- [WRITTEN INSTRUCTION] Using the entries that follow, collect the lines where the word "name" appears.

Items from a data source:
● ● ● ●

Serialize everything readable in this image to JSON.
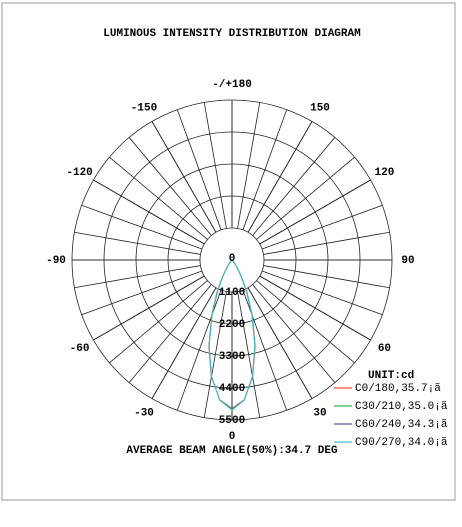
{
  "chart_data": {
    "type": "polar",
    "title": "LUMINOUS INTENSITY DISTRIBUTION DIAGRAM",
    "footer": "AVERAGE BEAM ANGLE(50%):34.7 DEG",
    "unit_label": "UNIT:cd",
    "x": [
      -60,
      -55,
      -50,
      -45,
      -40,
      -35,
      -30,
      -25,
      -20,
      -15,
      -10,
      -5,
      0,
      5,
      10,
      15,
      20,
      25,
      30,
      35,
      40,
      45,
      50,
      55,
      60
    ],
    "series": [
      {
        "name": "C0/180,35.7¡ã",
        "color": "#e8503a",
        "values": [
          0,
          3,
          10,
          31,
          102,
          275,
          622,
          1214,
          2055,
          3075,
          4078,
          4824,
          5100,
          4824,
          4078,
          3075,
          2055,
          1214,
          622,
          275,
          102,
          31,
          10,
          3,
          0
        ]
      },
      {
        "name": "C30/210,35.0¡ã",
        "color": "#3cb44b",
        "values": [
          0,
          3,
          9,
          29,
          98,
          268,
          610,
          1195,
          2035,
          3060,
          4070,
          4830,
          5120,
          4830,
          4070,
          3060,
          2035,
          1195,
          610,
          268,
          98,
          29,
          9,
          3,
          0
        ]
      },
      {
        "name": "C60/240,34.3¡ã",
        "color": "#5a5aa8",
        "values": [
          0,
          2,
          8,
          27,
          92,
          258,
          592,
          1170,
          2010,
          3040,
          4060,
          4835,
          5140,
          4835,
          4060,
          3040,
          2010,
          1170,
          592,
          258,
          92,
          27,
          8,
          2,
          0
        ]
      },
      {
        "name": "C90/270,34.0¡ã",
        "color": "#40c0c8",
        "values": [
          0,
          2,
          8,
          26,
          90,
          252,
          585,
          1160,
          2000,
          3035,
          4058,
          4840,
          5160,
          4840,
          4058,
          3035,
          2000,
          1160,
          585,
          252,
          90,
          26,
          8,
          2,
          0
        ]
      }
    ],
    "rlim": [
      0,
      5500
    ],
    "rticks": [
      0,
      1100,
      2200,
      3300,
      4400,
      5500
    ],
    "thetaticks": [
      {
        "value": 180,
        "label": "-/+180"
      },
      -150,
      150,
      -120,
      120,
      -90,
      90,
      -60,
      60,
      -30,
      30,
      0
    ]
  }
}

● ● ● ●

- [EXERCISE RESULT]
        "name": "C0/180,35.7¡ã",
        "name": "C30/210,35.0¡ã",
        "name": "C60/240,34.3¡ã",
        "name": "C90/270,34.0¡ã",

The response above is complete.